Extracted material:

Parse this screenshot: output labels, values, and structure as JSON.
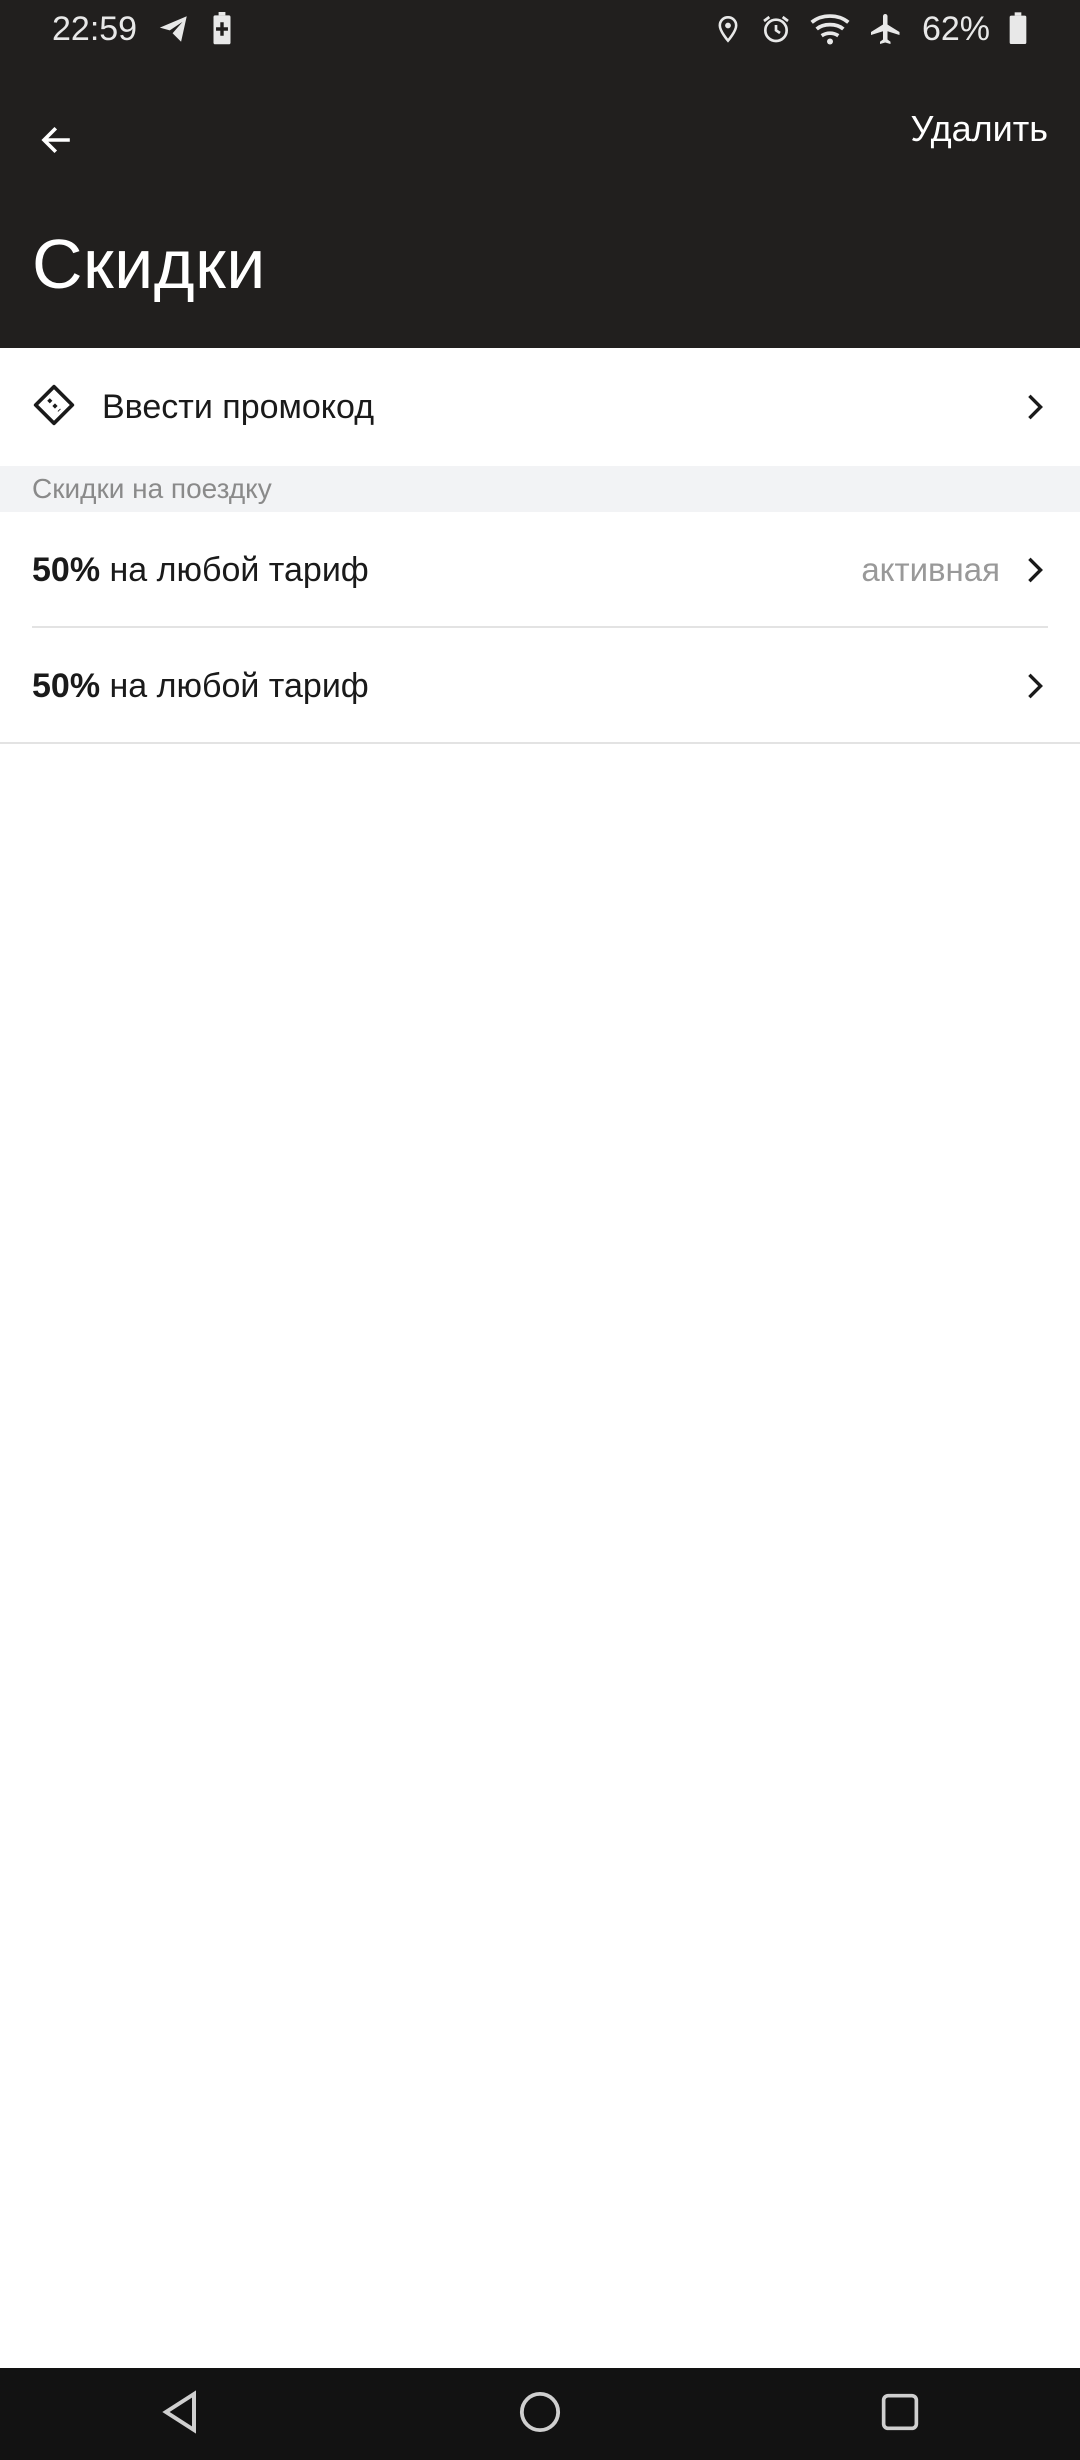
{
  "status_bar": {
    "time": "22:59",
    "battery": "62%",
    "left_icons": [
      "telegram-icon",
      "battery-saver-icon"
    ],
    "right_icons": [
      "location-icon",
      "alarm-icon",
      "wifi-icon",
      "airplane-icon",
      "battery-icon"
    ]
  },
  "appbar": {
    "back_icon": "arrow-left-icon",
    "delete_label": "Удалить",
    "title": "Скидки"
  },
  "promo": {
    "icon": "ticket-icon",
    "label": "Ввести промокод"
  },
  "section": {
    "title": "Скидки на поездку"
  },
  "discounts": [
    {
      "percent": "50%",
      "description": "на любой тариф",
      "status": "активная"
    },
    {
      "percent": "50%",
      "description": "на любой тариф",
      "status": ""
    }
  ],
  "nav": {
    "icons": [
      "back-triangle-icon",
      "home-circle-icon",
      "recents-square-icon"
    ]
  },
  "colors": {
    "header_bg": "#211f1e",
    "section_bg": "#f2f3f5",
    "nav_bg": "#121212"
  }
}
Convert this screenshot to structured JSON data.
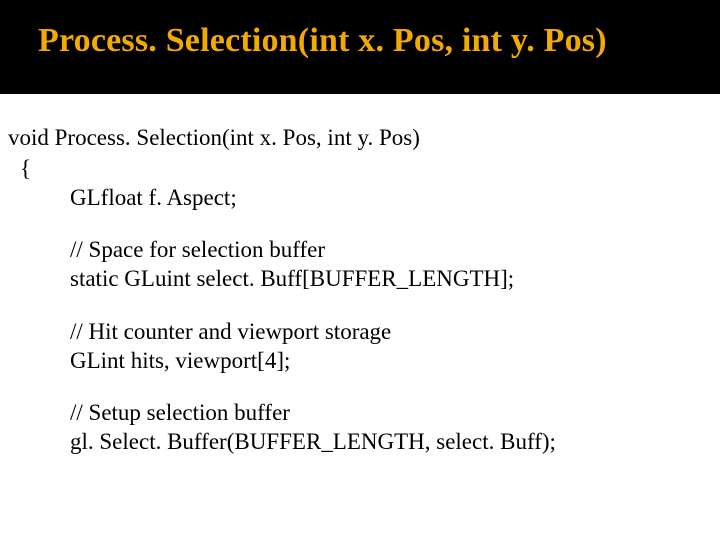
{
  "title": "Process. Selection(int x. Pos, int y. Pos)",
  "code": {
    "sig": "void Process. Selection(int x. Pos, int y. Pos)",
    "brace": "{",
    "l1": "GLfloat f. Aspect;",
    "c1": "// Space for selection buffer",
    "l2": "static GLuint select. Buff[BUFFER_LENGTH];",
    "c2": "// Hit counter and viewport storage",
    "l3": "GLint hits, viewport[4];",
    "c3": "// Setup selection buffer",
    "l4": "gl. Select. Buffer(BUFFER_LENGTH, select. Buff);"
  }
}
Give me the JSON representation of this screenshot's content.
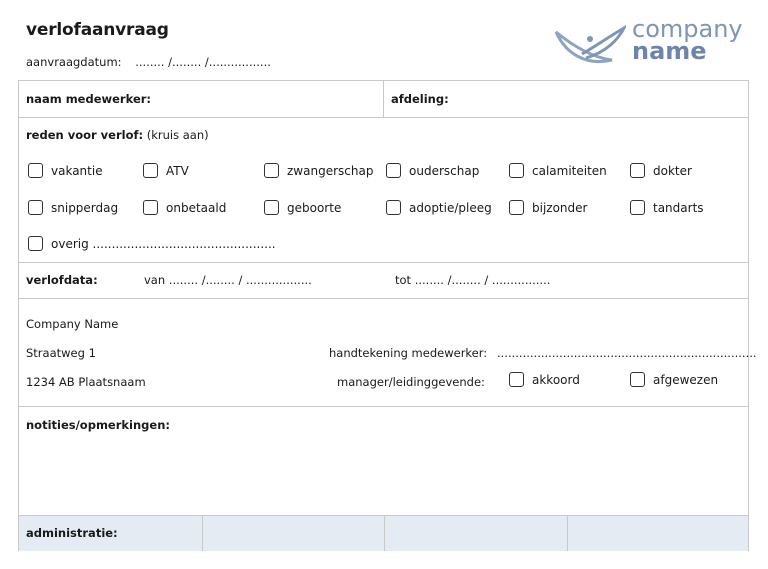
{
  "header": {
    "title": "verlofaanvraag",
    "request_date_label": "aanvraagdatum:",
    "request_date_placeholder": "........ /........ /................."
  },
  "logo": {
    "line1": "company",
    "line2": "name",
    "icon": "leaf-swoosh-icon",
    "colors": {
      "primary": "#7f95b6",
      "dark": "#6d85aa"
    }
  },
  "employee": {
    "name_label": "naam medewerker:",
    "department_label": "afdeling:"
  },
  "reason": {
    "label_bold": "reden voor verlof:",
    "label_hint": "(kruis aan)",
    "options": [
      "vakantie",
      "ATV",
      "zwangerschap",
      "ouderschap",
      "calamiteiten",
      "dokter",
      "snipperdag",
      "onbetaald",
      "geboorte",
      "adoptie/pleeg",
      "bijzonder",
      "tandarts",
      "overig ................................................"
    ]
  },
  "leave_dates": {
    "label": "verlofdata:",
    "from": "van ........ /........ / ..................",
    "to": "tot ........ /........ / ................"
  },
  "company": {
    "name": "Company Name",
    "street": "Straatweg 1",
    "city": "1234 AB Plaatsnaam"
  },
  "signature": {
    "employee_label": "handtekening medewerker:",
    "employee_line": ".......................................................................",
    "manager_label": "manager/leidinggevende:",
    "approved": "akkoord",
    "rejected": "afgewezen"
  },
  "notes": {
    "label": "notities/opmerkingen:"
  },
  "admin": {
    "label": "administratie:",
    "accent": "#e4ebf3"
  }
}
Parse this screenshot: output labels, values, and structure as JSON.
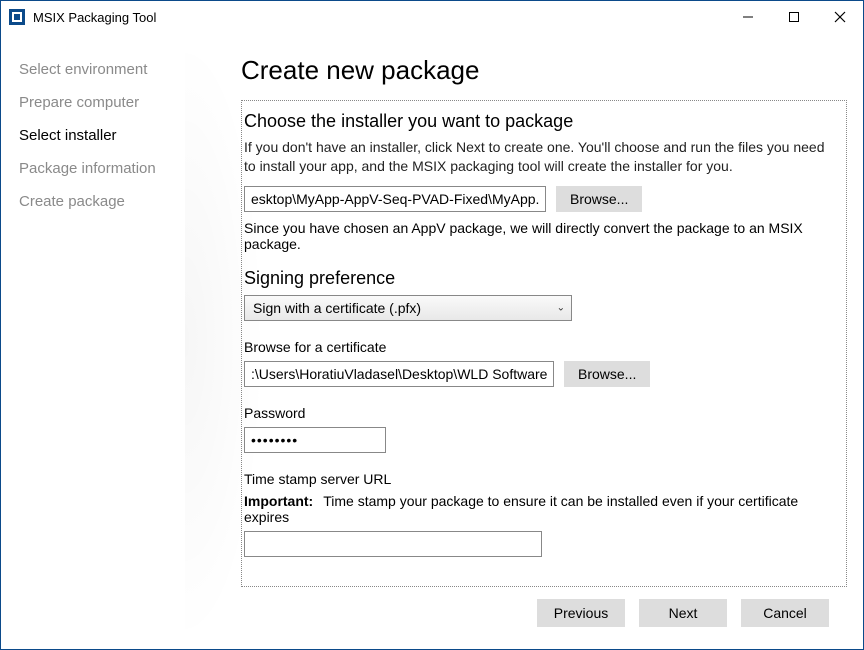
{
  "window": {
    "title": "MSIX Packaging Tool"
  },
  "sidebar": {
    "items": [
      {
        "label": "Select environment",
        "active": false
      },
      {
        "label": "Prepare computer",
        "active": false
      },
      {
        "label": "Select installer",
        "active": true
      },
      {
        "label": "Package information",
        "active": false
      },
      {
        "label": "Create package",
        "active": false
      }
    ]
  },
  "main": {
    "heading": "Create new package",
    "installer": {
      "section_title": "Choose the installer you want to package",
      "description": "If you don't have an installer, click Next to create one. You'll choose and run the files you need to install your app, and the MSIX packaging tool will create the installer for you.",
      "path_value": "esktop\\MyApp-AppV-Seq-PVAD-Fixed\\MyApp.appv",
      "browse_label": "Browse...",
      "appv_note": "Since you have chosen an AppV package, we will directly convert the package to an MSIX package."
    },
    "signing": {
      "section_title": "Signing preference",
      "dropdown_value": "Sign with a certificate (.pfx)",
      "browse_cert_label": "Browse for a certificate",
      "cert_path_value": ":\\Users\\HoratiuVladasel\\Desktop\\WLD Software.pfx",
      "browse_button": "Browse...",
      "password_label": "Password",
      "password_value": "••••••••",
      "timestamp_label": "Time stamp server URL",
      "important_label": "Important:",
      "important_text": "Time stamp your package to ensure it can be installed even if your certificate expires",
      "timestamp_value": ""
    }
  },
  "footer": {
    "previous": "Previous",
    "next": "Next",
    "cancel": "Cancel"
  }
}
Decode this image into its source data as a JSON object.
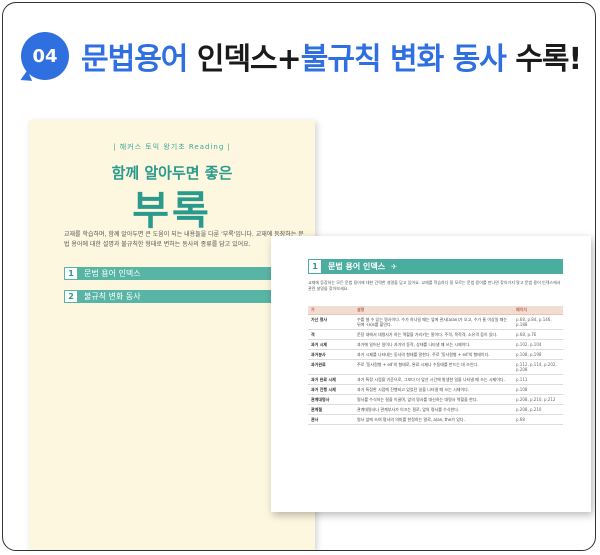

Directions for this task: Do not copy the pictures, but repeat every line exactly.

Answer to the problem:
Parse this screenshot: output labels, values, and structure as JSON.
{
  "status_bar": {
    "time": "22:59",
    "battery": "62%",
    "left_icons": [
      "telegram-icon",
      "battery-saver-icon"
    ],
    "right_icons": [
      "location-icon",
      "alarm-icon",
      "wifi-icon",
      "airplane-icon",
      "battery-icon"
    ]
  },
  "appbar": {
    "back_icon": "arrow-left-icon",
    "delete_label": "Удалить",
    "title": "Скидки"
  },
  "promo": {
    "icon": "ticket-icon",
    "label": "Ввести промокод"
  },
  "section": {
    "title": "Скидки на поездку"
  },
  "discounts": [
    {
      "percent": "50%",
      "description": "на любой тариф",
      "status": "активная"
    },
    {
      "percent": "50%",
      "description": "на любой тариф",
      "status": ""
    }
  ],
  "nav": {
    "icons": [
      "back-triangle-icon",
      "home-circle-icon",
      "recents-square-icon"
    ]
  },
  "colors": {
    "header_bg": "#211f1e",
    "section_bg": "#f2f3f5",
    "nav_bg": "#121212"
  }
}
Convert this screenshot to structured JSON data.
{
  "title": "Process. Selection(int x. Pos, int y. Pos)",
  "code": {
    "sig": "void Process. Selection(int x. Pos, int y. Pos)",
    "brace": "{",
    "l1": "GLfloat f. Aspect;",
    "c1": "// Space for selection buffer",
    "l2": "static GLuint select. Buff[BUFFER_LENGTH];",
    "c2": "// Hit counter and viewport storage",
    "l3": "GLint hits, viewport[4];",
    "c3": "// Setup selection buffer",
    "l4": "gl. Select. Buffer(BUFFER_LENGTH, select. Buff);"
  }
}
Give me the JSON representation of this screenshot's content.
{
  "header": {
    "title": "verlofaanvraag",
    "request_date_label": "aanvraagdatum:",
    "request_date_placeholder": "........ /........ /................."
  },
  "logo": {
    "line1": "company",
    "line2": "name",
    "icon": "leaf-swoosh-icon",
    "colors": {
      "primary": "#7f95b6",
      "dark": "#6d85aa"
    }
  },
  "employee": {
    "name_label": "naam medewerker:",
    "department_label": "afdeling:"
  },
  "reason": {
    "label_bold": "reden voor verlof:",
    "label_hint": "(kruis aan)",
    "options": [
      "vakantie",
      "ATV",
      "zwangerschap",
      "ouderschap",
      "calamiteiten",
      "dokter",
      "snipperdag",
      "onbetaald",
      "geboorte",
      "adoptie/pleeg",
      "bijzonder",
      "tandarts",
      "overig ................................................"
    ]
  },
  "leave_dates": {
    "label": "verlofdata:",
    "from": "van ........ /........ / ..................",
    "to": "tot ........ /........ / ................"
  },
  "company": {
    "name": "Company Name",
    "street": "Straatweg 1",
    "city": "1234 AB Plaatsnaam"
  },
  "signature": {
    "employee_label": "handtekening medewerker:",
    "employee_line": ".......................................................................",
    "manager_label": "manager/leidinggevende:",
    "approved": "akkoord",
    "rejected": "afgewezen"
  },
  "notes": {
    "label": "notities/opmerkingen:"
  },
  "admin": {
    "label": "administratie:",
    "accent": "#e4ebf3"
  }
}
Parse this screenshot: output labels, values, and structure as JSON.
{
  "window": {
    "title": "MSIX Packaging Tool"
  },
  "sidebar": {
    "items": [
      {
        "label": "Select environment",
        "active": false
      },
      {
        "label": "Prepare computer",
        "active": false
      },
      {
        "label": "Select installer",
        "active": true
      },
      {
        "label": "Package information",
        "active": false
      },
      {
        "label": "Create package",
        "active": false
      }
    ]
  },
  "main": {
    "heading": "Create new package",
    "installer": {
      "section_title": "Choose the installer you want to package",
      "description": "If you don't have an installer, click Next to create one. You'll choose and run the files you need to install your app, and the MSIX packaging tool will create the installer for you.",
      "path_value": "esktop\\MyApp-AppV-Seq-PVAD-Fixed\\MyApp.appv",
      "browse_label": "Browse...",
      "appv_note": "Since you have chosen an AppV package, we will directly convert the package to an MSIX package."
    },
    "signing": {
      "section_title": "Signing preference",
      "dropdown_value": "Sign with a certificate (.pfx)",
      "browse_cert_label": "Browse for a certificate",
      "cert_path_value": ":\\Users\\HoratiuVladasel\\Desktop\\WLD Software.pfx",
      "browse_button": "Browse...",
      "password_label": "Password",
      "password_value": "••••••••",
      "timestamp_label": "Time stamp server URL",
      "important_label": "Important:",
      "important_text": "Time stamp your package to ensure it can be installed even if your certificate expires",
      "timestamp_value": ""
    }
  },
  "footer": {
    "previous": "Previous",
    "next": "Next",
    "cancel": "Cancel"
  }
}
Decode this image into its source data as a JSON object.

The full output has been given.